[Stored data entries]
□ □ □ □ □ □ □
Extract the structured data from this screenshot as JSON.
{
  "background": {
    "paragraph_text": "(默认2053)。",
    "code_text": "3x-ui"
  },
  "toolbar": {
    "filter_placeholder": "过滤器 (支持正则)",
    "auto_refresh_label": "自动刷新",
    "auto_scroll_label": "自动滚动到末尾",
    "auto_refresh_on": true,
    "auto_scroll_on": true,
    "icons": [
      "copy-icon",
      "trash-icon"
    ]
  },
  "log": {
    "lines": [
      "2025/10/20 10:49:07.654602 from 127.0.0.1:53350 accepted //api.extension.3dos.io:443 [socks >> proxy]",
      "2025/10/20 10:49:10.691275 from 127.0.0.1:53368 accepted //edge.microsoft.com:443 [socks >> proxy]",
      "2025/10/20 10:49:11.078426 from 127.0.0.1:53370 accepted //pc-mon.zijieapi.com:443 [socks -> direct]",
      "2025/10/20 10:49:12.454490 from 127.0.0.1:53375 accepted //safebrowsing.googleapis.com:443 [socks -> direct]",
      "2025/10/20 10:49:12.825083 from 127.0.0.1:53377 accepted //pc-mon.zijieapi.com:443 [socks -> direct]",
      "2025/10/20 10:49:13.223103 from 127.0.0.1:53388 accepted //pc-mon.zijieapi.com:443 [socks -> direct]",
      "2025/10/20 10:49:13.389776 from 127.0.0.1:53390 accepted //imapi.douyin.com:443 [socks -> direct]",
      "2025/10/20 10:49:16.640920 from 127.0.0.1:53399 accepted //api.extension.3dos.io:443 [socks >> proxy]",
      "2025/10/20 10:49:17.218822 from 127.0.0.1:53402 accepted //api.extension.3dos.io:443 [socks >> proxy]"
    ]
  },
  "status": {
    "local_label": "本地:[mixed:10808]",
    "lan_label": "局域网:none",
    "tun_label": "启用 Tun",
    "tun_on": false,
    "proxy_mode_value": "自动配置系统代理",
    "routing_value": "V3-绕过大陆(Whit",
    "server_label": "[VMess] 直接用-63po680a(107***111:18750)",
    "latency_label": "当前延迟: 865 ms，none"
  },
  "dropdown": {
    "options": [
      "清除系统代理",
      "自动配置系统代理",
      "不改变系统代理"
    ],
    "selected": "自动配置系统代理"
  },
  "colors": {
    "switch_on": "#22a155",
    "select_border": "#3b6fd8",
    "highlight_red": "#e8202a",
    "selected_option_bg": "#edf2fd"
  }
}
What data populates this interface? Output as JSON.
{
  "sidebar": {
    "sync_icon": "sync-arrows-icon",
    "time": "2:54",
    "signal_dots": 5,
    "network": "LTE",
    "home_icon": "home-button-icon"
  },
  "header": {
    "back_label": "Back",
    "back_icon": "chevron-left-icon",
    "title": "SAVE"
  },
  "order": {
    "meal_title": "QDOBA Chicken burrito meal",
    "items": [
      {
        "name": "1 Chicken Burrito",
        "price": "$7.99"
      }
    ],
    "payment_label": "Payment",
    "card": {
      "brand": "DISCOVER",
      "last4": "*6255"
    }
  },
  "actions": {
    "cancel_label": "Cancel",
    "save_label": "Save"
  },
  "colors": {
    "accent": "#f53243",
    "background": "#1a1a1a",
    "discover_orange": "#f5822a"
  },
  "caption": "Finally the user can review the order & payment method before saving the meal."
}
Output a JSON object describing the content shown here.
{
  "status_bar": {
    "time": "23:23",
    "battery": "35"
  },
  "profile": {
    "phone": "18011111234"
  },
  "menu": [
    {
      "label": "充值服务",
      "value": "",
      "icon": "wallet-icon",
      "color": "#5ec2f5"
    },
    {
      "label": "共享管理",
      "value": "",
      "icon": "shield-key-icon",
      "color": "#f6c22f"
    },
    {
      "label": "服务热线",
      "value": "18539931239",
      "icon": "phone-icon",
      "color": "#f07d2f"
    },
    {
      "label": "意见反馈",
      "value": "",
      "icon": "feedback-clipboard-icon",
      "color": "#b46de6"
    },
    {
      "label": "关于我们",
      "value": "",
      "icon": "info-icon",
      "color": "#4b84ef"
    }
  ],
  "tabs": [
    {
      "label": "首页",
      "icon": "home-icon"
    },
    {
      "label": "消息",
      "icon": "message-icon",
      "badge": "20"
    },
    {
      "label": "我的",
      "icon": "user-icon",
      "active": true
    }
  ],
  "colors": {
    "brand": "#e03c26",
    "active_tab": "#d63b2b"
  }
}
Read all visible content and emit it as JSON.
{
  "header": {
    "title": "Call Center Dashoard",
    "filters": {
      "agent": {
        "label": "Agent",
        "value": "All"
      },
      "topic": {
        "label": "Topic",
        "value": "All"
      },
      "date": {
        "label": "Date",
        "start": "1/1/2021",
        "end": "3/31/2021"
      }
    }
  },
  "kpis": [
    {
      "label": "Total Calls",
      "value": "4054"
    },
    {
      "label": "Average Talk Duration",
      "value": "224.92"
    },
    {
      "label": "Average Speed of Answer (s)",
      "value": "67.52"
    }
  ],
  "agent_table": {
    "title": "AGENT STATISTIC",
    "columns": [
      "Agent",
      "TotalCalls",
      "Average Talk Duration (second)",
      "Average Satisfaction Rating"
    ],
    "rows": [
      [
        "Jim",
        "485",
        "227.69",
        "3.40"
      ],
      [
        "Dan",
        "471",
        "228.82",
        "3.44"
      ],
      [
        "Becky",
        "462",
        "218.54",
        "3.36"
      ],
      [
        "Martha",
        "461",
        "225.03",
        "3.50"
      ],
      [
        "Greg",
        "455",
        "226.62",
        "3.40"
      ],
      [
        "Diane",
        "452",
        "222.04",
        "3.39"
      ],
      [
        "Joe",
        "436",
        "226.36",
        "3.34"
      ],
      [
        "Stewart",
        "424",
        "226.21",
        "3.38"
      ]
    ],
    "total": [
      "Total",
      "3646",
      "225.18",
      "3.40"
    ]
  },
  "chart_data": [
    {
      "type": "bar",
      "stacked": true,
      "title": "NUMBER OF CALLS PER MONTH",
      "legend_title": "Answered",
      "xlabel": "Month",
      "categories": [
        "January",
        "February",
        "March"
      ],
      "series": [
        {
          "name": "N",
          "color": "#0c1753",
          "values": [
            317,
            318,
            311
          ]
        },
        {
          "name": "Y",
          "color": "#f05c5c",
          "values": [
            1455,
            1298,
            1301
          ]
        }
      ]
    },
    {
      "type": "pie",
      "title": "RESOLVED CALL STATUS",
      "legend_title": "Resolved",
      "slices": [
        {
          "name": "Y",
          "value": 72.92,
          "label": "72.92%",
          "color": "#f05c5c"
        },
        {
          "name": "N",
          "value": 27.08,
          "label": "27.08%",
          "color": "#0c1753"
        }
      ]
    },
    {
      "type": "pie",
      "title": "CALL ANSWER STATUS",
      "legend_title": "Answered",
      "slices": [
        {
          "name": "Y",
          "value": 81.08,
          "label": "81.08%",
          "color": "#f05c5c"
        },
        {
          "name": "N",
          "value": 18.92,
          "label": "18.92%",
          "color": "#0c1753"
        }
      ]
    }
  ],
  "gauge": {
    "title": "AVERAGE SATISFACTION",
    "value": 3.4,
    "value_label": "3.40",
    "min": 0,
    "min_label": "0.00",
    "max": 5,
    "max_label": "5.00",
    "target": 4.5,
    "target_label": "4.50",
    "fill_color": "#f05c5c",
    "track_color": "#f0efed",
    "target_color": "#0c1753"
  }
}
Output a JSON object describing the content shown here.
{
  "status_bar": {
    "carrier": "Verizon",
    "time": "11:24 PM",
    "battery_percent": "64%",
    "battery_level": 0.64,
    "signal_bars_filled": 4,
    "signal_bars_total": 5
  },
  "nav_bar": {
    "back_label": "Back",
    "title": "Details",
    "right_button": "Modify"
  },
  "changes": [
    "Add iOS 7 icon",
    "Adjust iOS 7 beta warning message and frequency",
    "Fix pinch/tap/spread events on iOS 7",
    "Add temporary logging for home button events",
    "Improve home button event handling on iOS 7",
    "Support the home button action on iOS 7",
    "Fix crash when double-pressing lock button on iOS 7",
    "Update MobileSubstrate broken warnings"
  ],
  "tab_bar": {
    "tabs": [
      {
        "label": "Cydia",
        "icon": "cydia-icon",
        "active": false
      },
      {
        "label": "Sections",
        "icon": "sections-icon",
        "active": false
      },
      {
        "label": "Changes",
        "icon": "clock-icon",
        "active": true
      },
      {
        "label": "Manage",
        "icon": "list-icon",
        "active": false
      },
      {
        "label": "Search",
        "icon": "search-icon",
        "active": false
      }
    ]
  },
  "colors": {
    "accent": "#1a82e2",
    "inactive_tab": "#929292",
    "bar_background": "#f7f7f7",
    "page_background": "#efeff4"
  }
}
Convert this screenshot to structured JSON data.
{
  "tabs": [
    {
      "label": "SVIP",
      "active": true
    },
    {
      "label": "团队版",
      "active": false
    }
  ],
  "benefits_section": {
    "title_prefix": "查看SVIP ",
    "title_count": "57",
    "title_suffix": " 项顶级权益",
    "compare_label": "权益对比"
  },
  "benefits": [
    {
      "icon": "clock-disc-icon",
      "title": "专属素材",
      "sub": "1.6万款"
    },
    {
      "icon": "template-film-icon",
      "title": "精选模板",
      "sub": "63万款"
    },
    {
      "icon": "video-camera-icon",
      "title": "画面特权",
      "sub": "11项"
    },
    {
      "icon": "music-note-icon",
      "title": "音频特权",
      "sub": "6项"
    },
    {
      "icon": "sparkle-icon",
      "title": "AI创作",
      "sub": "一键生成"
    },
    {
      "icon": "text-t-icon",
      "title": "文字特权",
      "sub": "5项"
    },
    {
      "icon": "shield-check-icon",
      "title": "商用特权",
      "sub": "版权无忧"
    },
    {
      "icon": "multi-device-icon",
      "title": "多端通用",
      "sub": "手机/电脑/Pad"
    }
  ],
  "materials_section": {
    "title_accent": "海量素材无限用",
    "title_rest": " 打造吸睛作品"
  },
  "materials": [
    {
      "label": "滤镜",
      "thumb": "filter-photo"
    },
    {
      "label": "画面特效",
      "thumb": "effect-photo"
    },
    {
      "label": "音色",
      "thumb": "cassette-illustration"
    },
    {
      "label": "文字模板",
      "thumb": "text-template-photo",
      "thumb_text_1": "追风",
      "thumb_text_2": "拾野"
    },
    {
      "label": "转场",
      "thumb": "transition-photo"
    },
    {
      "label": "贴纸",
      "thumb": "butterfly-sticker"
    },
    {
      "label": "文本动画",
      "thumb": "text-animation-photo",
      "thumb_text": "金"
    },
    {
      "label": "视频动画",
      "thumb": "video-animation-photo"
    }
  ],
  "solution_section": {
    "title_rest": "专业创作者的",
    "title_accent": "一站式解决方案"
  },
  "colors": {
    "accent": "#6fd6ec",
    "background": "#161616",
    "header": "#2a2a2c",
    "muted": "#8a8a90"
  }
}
□ □ □ □ □ □ □
* [PROBLEM TO SOLVE]
Read the data above. Pull out each line in which the string "animation" appears.

* [RESPONSE TO THIS EXERCISE]
      "thumb": "text-animation-photo",
      "thumb": "video-animation-photo"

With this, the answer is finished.